Data excerpts:
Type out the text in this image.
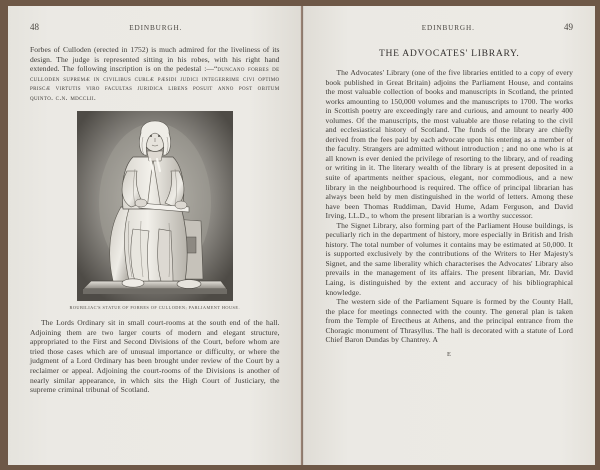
48	EDINBURGH.

Forbes of Culloden (erected in 1752) is much admired for the liveliness of its design. The judge is represented sitting in his robes, with his right hand extended. The following inscription is on the pedestal :—“duncano forbes de culloden supremæ in civilibus curlæ pæsidi judici integerrime civi optimo priscæ virtutis viro facultas juridica libens posuit anno post obitum quinto. c.n. mdcclii.

ROUBILIAC'S STATUE OF FORBES OF CULLODEN; PARLIAMENT HOUSE.

The Lords Ordinary sit in small court-rooms at the south end of the hall. Adjoining them are two larger courts of modern and elegant structure, appropriated to the First and Second Divisions of the Court, before whom are tried those cases which are of unusual importance or difficulty, or where the judgment of a Lord Ordinary has been brought under review of the Court by a reclaimer or appeal. Adjoining the court-rooms of the Divisions is another of nearly similar appearance, in which sits the High Court of Justiciary, the supreme criminal tribunal of Scotland.

EDINBURGH.	49
THE ADVOCATES' LIBRARY.

The Advocates' Library (one of the five libraries entitled to a copy of every book published in Great Britain) adjoins the Parliament House, and contains the most valuable collection of books and manuscripts in Scotland, the printed works amounting to 150,000 volumes and the manuscripts to 1700. The works in Scottish poetry are exceedingly rare and curious, and amount to nearly 400 volumes. Of the manuscripts, the most valuable are those relating to the civil and ecclesiastical history of Scotland. The funds of the library are chiefly derived from the fees paid by each advocate upon his entering as a member of the faculty. Strangers are admitted without introduction ; and no one who is at all known is ever denied the privilege of resorting to the library, and of reading or writing in it. The literary wealth of the library is at present deposited in a suite of apartments neither spacious, elegant, nor commodious, and a new library in the neighbourhood is required. The office of principal librarian has always been held by men distinguished in the world of letters. Among these have been Thomas Ruddiman, David Hume, Adam Ferguson, and David Irving, LL.D., to whom the present librarian is a worthy successor.

The Signet Library, also forming part of the Parliament House buildings, is peculiarly rich in the department of history, more especially in British and Irish history. The total number of volumes it contains may be estimated at 50,000. It is supported exclusively by the contributions of the Writers to Her Majesty's Signet, and the same liberality which characterises the Advocates' Library also prevails in the management of its affairs. The present librarian, Mr. David Laing, is distinguished by the extent and accuracy of his bibliographical knowledge.

The western side of the Parliament Square is formed by the County Hall, the place for meetings connected with the county. The general plan is taken from the Temple of Erectheus at Athens, and the principal entrance from the Choragic monument of Thrasyllus. The hall is decorated with a statute of Lord Chief Baron Dundas by Chantrey. A

E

| Problem |
Determine the number of lines in the listing that contain the string "nearly". Write that number and nothing else.

| Solution |
2